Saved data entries
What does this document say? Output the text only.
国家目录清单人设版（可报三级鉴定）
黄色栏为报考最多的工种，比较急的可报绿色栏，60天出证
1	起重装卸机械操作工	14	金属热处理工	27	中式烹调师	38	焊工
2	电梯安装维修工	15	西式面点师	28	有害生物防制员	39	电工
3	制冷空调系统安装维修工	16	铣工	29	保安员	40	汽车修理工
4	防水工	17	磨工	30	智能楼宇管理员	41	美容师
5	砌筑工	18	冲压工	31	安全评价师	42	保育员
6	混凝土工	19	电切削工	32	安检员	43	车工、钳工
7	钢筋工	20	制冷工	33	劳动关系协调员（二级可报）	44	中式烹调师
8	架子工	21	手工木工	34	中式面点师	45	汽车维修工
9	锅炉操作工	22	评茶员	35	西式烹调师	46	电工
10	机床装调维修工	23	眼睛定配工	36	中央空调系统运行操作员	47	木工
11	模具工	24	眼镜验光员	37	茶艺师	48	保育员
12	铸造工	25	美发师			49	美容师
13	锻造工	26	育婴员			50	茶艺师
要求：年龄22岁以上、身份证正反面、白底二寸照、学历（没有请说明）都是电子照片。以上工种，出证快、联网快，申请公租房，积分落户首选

--

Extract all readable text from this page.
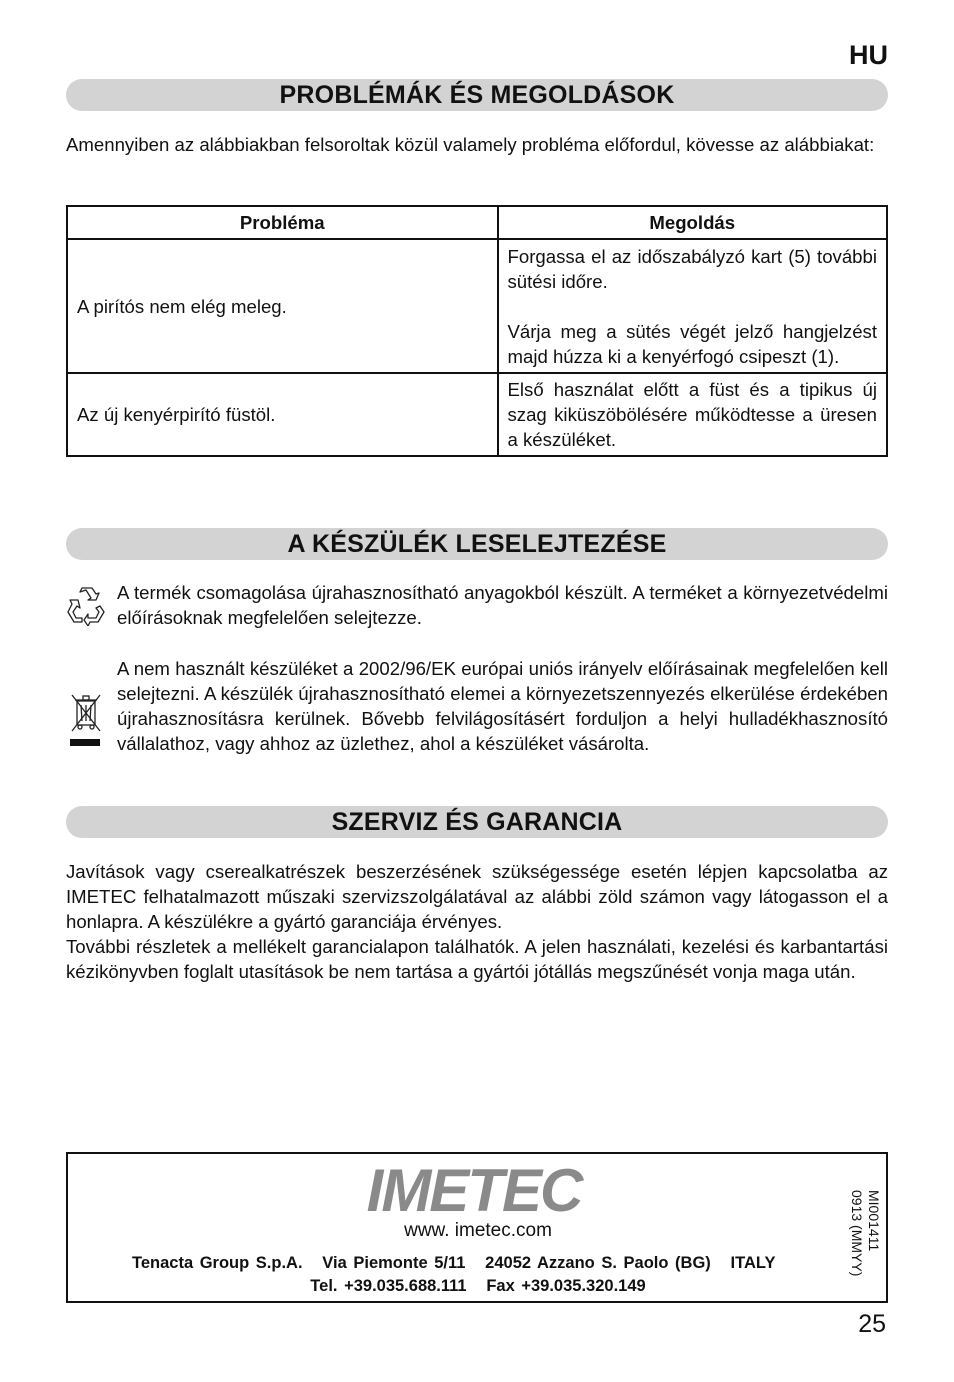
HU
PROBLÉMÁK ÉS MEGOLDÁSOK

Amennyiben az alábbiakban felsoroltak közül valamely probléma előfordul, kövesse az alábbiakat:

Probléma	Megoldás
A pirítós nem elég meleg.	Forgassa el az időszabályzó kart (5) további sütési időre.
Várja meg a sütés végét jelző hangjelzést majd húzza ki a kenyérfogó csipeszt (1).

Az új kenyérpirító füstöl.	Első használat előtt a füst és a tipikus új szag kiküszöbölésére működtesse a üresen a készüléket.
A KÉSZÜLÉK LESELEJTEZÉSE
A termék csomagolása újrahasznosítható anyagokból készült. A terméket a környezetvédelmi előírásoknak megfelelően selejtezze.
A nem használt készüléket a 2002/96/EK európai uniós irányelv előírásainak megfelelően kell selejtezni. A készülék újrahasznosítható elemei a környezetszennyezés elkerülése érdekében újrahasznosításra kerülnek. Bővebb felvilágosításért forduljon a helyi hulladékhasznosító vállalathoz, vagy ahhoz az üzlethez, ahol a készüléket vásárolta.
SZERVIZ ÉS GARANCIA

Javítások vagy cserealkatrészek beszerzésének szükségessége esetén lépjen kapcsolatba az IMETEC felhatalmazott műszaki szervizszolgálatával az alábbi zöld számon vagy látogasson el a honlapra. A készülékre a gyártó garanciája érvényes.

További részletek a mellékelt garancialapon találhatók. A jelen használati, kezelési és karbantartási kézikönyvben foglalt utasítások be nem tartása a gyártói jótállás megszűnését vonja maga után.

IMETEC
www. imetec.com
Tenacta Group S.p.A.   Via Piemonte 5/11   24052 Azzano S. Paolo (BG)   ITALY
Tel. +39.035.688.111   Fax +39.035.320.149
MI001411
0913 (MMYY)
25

REQUIREMENTS:
Using the records above, copy each line that contains "this".

WRITTEN SOLUTION:
What does this document say? Output the text only.
Extract all readable text from this page.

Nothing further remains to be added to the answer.